---- Provided records

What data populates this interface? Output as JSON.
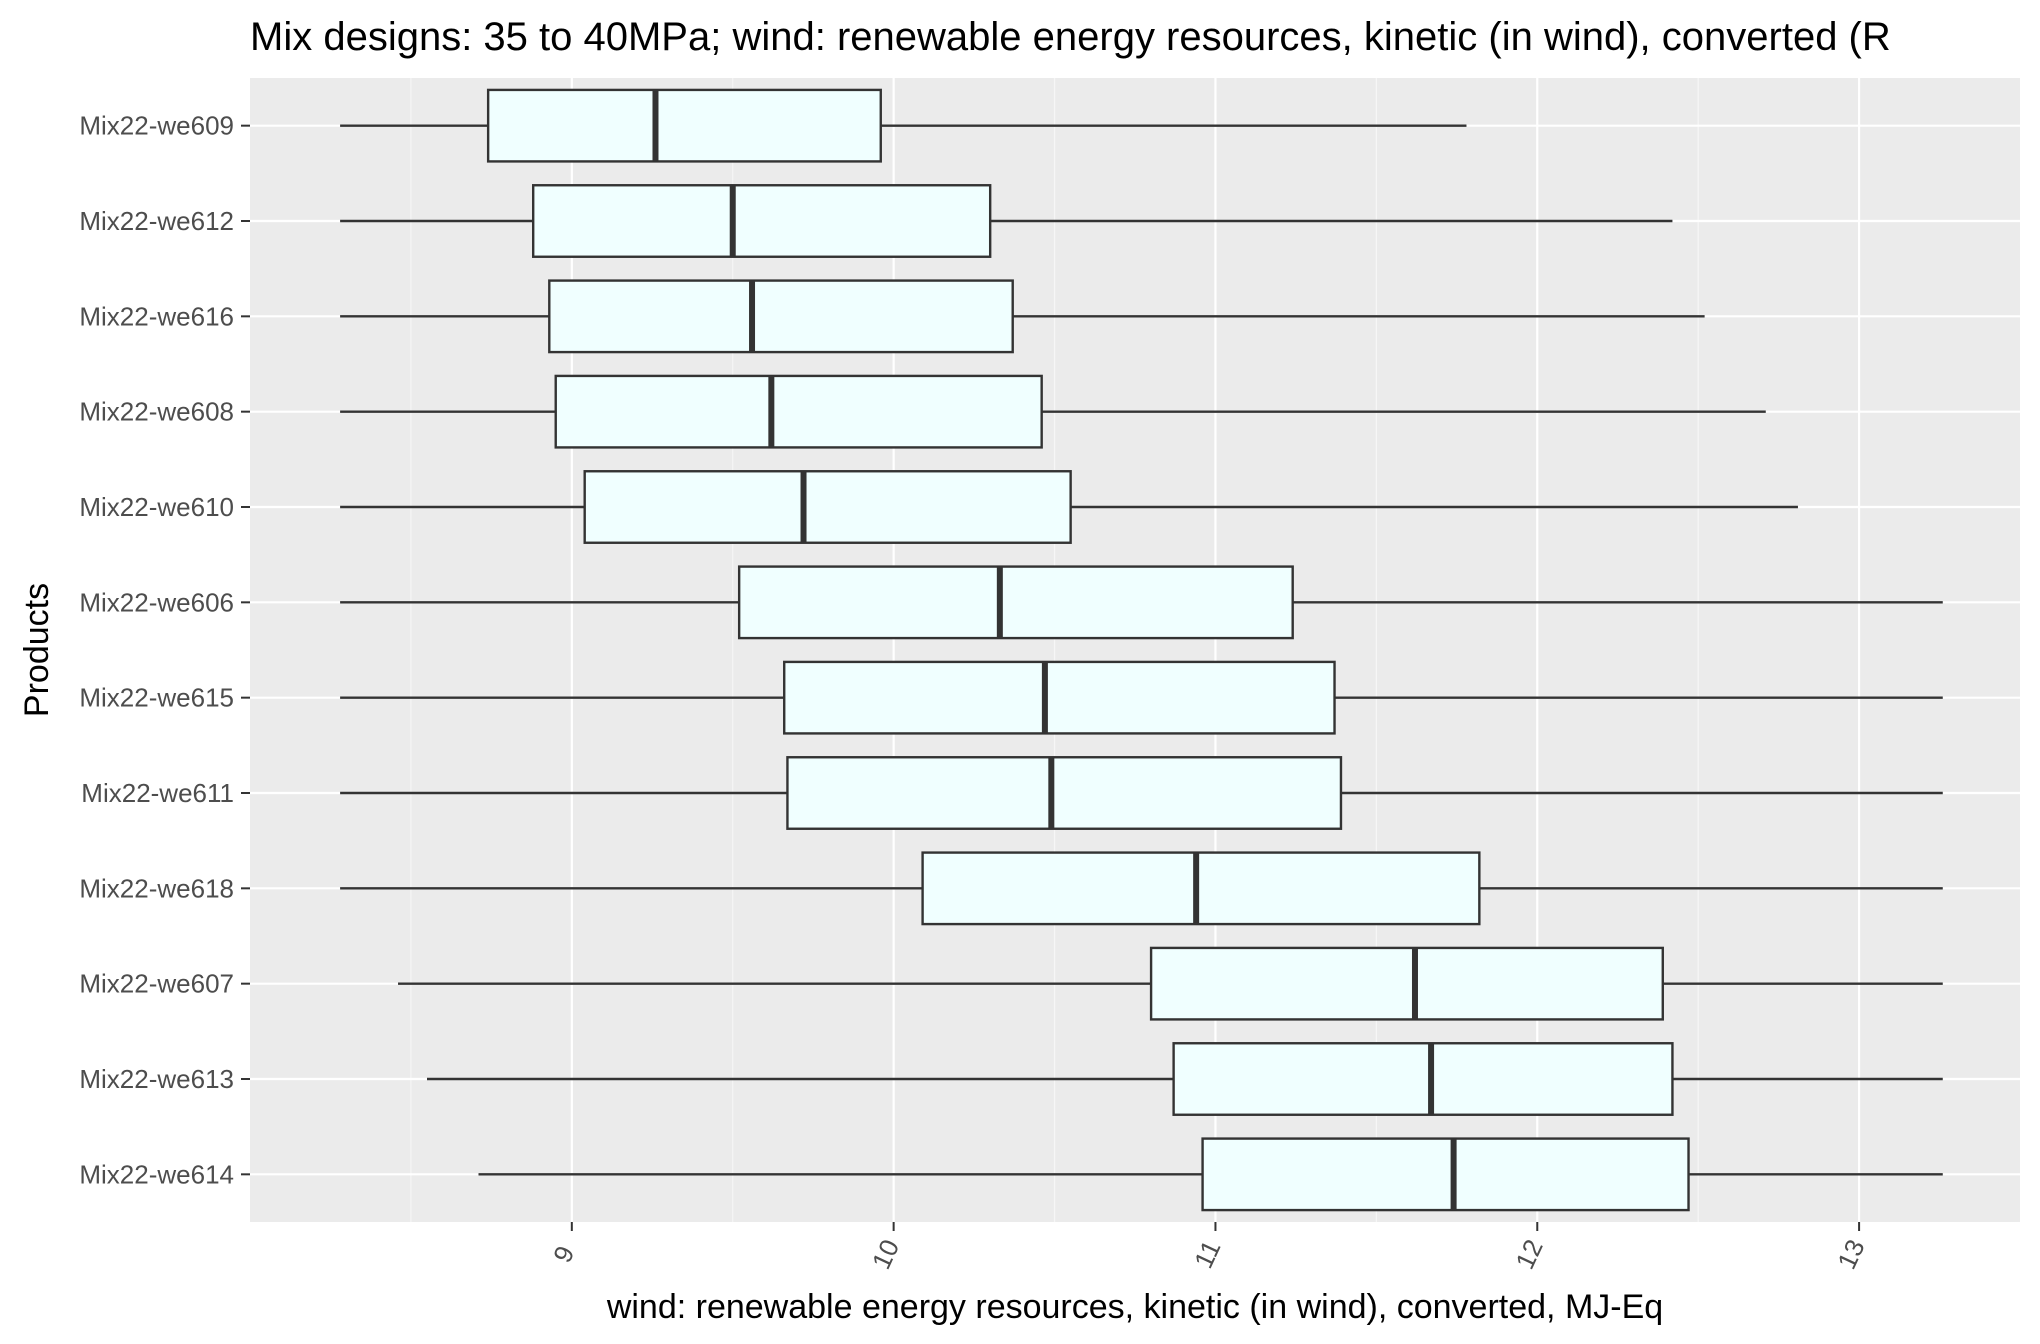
{
  "chart_data": {
    "type": "boxplot",
    "orientation": "horizontal",
    "title": "Mix designs: 35 to 40MPa; wind: renewable energy resources, kinetic (in wind), converted (R",
    "xlabel": "wind: renewable energy resources, kinetic (in wind), converted, MJ-Eq",
    "ylabel": "Products",
    "xlim": [
      8.0,
      13.5
    ],
    "xticks": [
      9,
      10,
      11,
      12,
      13
    ],
    "grid": true,
    "legend": "none",
    "colors": {
      "panel": "#ebebeb",
      "grid": "#ffffff",
      "box_fill": "#f0ffff",
      "box_stroke": "#333333"
    },
    "categories": [
      "Mix22-we609",
      "Mix22-we612",
      "Mix22-we616",
      "Mix22-we608",
      "Mix22-we610",
      "Mix22-we606",
      "Mix22-we615",
      "Mix22-we611",
      "Mix22-we618",
      "Mix22-we607",
      "Mix22-we613",
      "Mix22-we614"
    ],
    "boxes": [
      {
        "name": "Mix22-we609",
        "min": 8.28,
        "q1": 8.74,
        "median": 9.26,
        "q3": 9.96,
        "max": 11.78
      },
      {
        "name": "Mix22-we612",
        "min": 8.28,
        "q1": 8.88,
        "median": 9.5,
        "q3": 10.3,
        "max": 12.42
      },
      {
        "name": "Mix22-we616",
        "min": 8.28,
        "q1": 8.93,
        "median": 9.56,
        "q3": 10.37,
        "max": 12.52
      },
      {
        "name": "Mix22-we608",
        "min": 8.28,
        "q1": 8.95,
        "median": 9.62,
        "q3": 10.46,
        "max": 12.71
      },
      {
        "name": "Mix22-we610",
        "min": 8.28,
        "q1": 9.04,
        "median": 9.72,
        "q3": 10.55,
        "max": 12.81
      },
      {
        "name": "Mix22-we606",
        "min": 8.28,
        "q1": 9.52,
        "median": 10.33,
        "q3": 11.24,
        "max": 13.26
      },
      {
        "name": "Mix22-we615",
        "min": 8.28,
        "q1": 9.66,
        "median": 10.47,
        "q3": 11.37,
        "max": 13.26
      },
      {
        "name": "Mix22-we611",
        "min": 8.28,
        "q1": 9.67,
        "median": 10.49,
        "q3": 11.39,
        "max": 13.26
      },
      {
        "name": "Mix22-we618",
        "min": 8.28,
        "q1": 10.09,
        "median": 10.94,
        "q3": 11.82,
        "max": 13.26
      },
      {
        "name": "Mix22-we607",
        "min": 8.46,
        "q1": 10.8,
        "median": 11.62,
        "q3": 12.39,
        "max": 13.26
      },
      {
        "name": "Mix22-we613",
        "min": 8.55,
        "q1": 10.87,
        "median": 11.67,
        "q3": 12.42,
        "max": 13.26
      },
      {
        "name": "Mix22-we614",
        "min": 8.71,
        "q1": 10.96,
        "median": 11.74,
        "q3": 12.47,
        "max": 13.26
      }
    ]
  }
}
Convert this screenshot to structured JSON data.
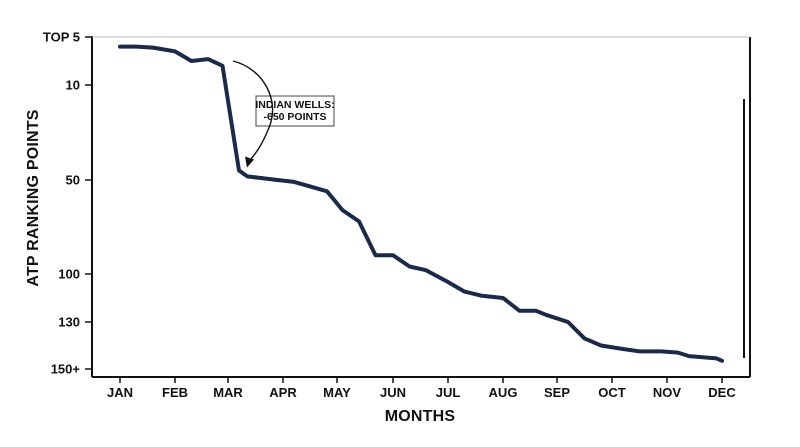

--------

Exercise description:
Scan the material above. Copy each line that holds the word "wind".

Task answer:
    "title": "Mix designs: 35 to 40MPa; wind: renewable energy resources, kinetic (in wind), converted (R",
    "xlabel": "wind: renewable energy resources, kinetic (in wind), converted, MJ-Eq",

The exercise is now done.